_Exercise objective_
Keep the pictures out of the copy and repeat the records exactly.

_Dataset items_
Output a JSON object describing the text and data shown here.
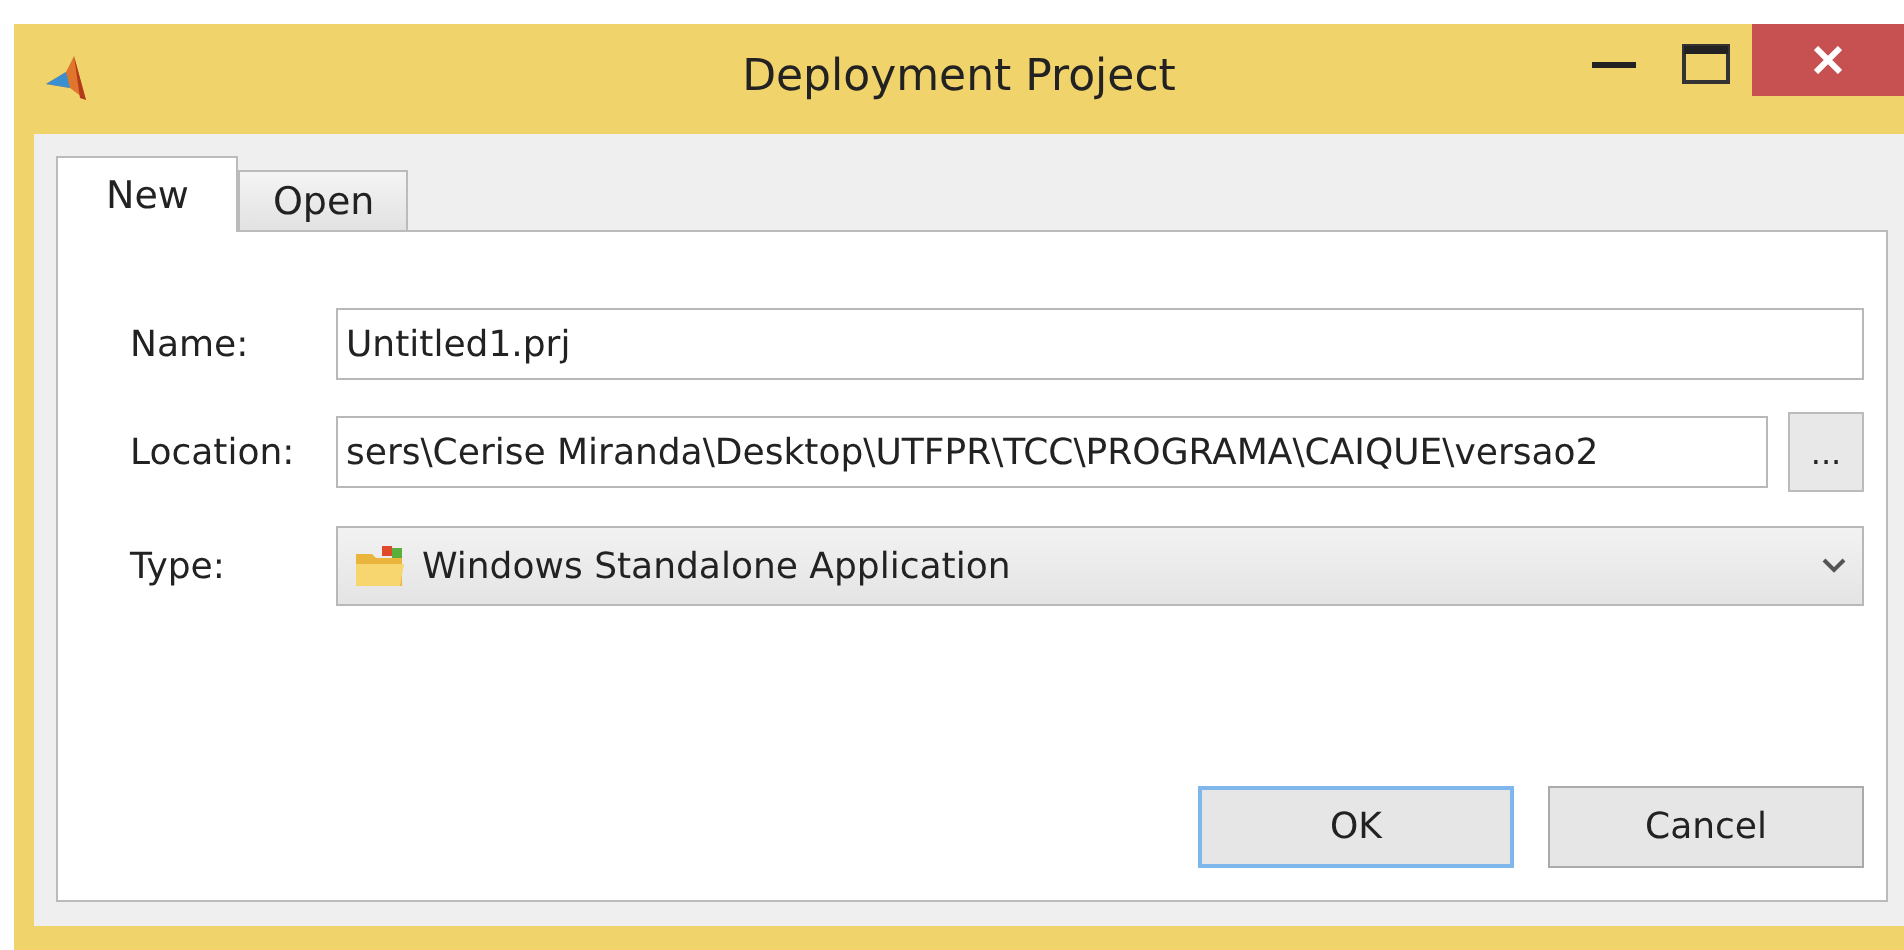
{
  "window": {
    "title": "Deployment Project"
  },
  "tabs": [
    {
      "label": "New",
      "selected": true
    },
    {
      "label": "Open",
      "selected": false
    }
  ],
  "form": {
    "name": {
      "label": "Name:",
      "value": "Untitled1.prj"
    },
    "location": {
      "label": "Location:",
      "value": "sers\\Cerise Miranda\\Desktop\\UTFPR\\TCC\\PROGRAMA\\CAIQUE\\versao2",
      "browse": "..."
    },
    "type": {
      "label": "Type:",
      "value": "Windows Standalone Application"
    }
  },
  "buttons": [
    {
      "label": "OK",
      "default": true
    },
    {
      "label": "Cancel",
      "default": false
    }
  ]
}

_Answer to this task_
Output a JSON object describing the text and data shown here.
{
  "window": {
    "title": "Deployment Project"
  },
  "tabs": [
    {
      "label": "New",
      "selected": true
    },
    {
      "label": "Open",
      "selected": false
    }
  ],
  "form": {
    "name": {
      "label": "Name:",
      "value": "Untitled1.prj"
    },
    "location": {
      "label": "Location:",
      "value": "sers\\Cerise Miranda\\Desktop\\UTFPR\\TCC\\PROGRAMA\\CAIQUE\\versao2",
      "browse": "..."
    },
    "type": {
      "label": "Type:",
      "value": "Windows Standalone Application"
    }
  },
  "buttons": [
    {
      "label": "OK",
      "default": true
    },
    {
      "label": "Cancel",
      "default": false
    }
  ]
}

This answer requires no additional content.